The request => Quote every line of the data below as it stands, omitting pictures.

Data shown =>
━━━━━━━━━━━━━━━━━━━━

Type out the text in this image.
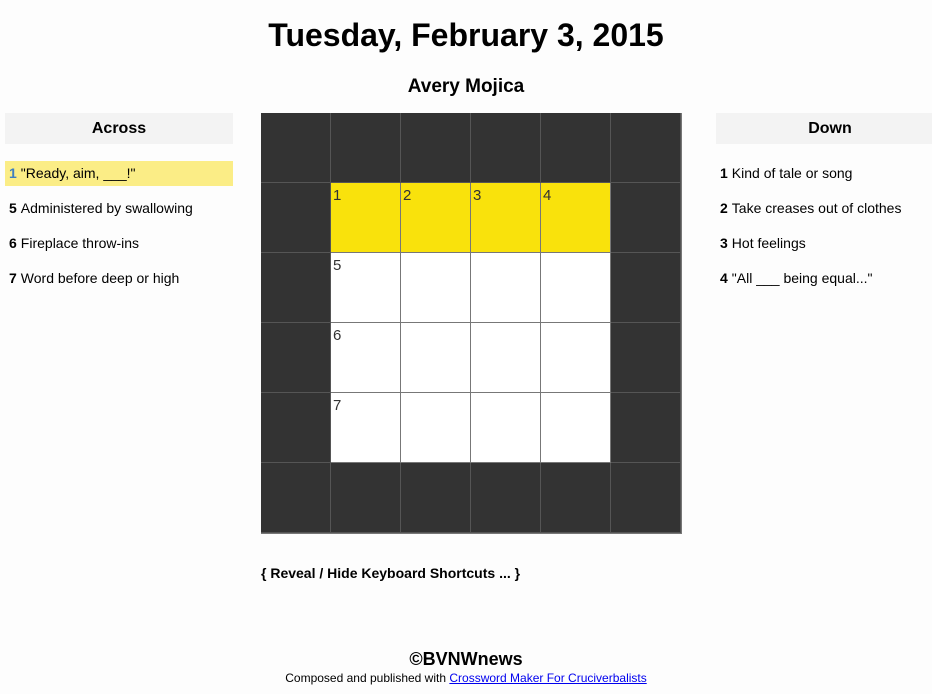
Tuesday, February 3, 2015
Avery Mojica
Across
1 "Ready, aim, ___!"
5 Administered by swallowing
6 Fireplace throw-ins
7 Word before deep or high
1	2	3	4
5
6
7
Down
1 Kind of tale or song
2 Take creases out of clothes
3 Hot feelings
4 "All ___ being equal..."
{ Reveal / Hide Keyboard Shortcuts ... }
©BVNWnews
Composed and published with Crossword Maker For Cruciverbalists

━━━━━━━━━━━━━━━━━━━━

Written solution =>
Type out the text in this image.
Tuesday, February 3, 2015
Avery Mojica
Across
1 "Ready, aim, ___!"
5 Administered by swallowing
6 Fireplace throw-ins
7 Word before deep or high
1	2	3	4
5
6
7
Down
1 Kind of tale or song
2 Take creases out of clothes
3 Hot feelings
4 "All ___ being equal..."
{ Reveal / Hide Keyboard Shortcuts ... }
©BVNWnews
Composed and published with Crossword Maker For Cruciverbalists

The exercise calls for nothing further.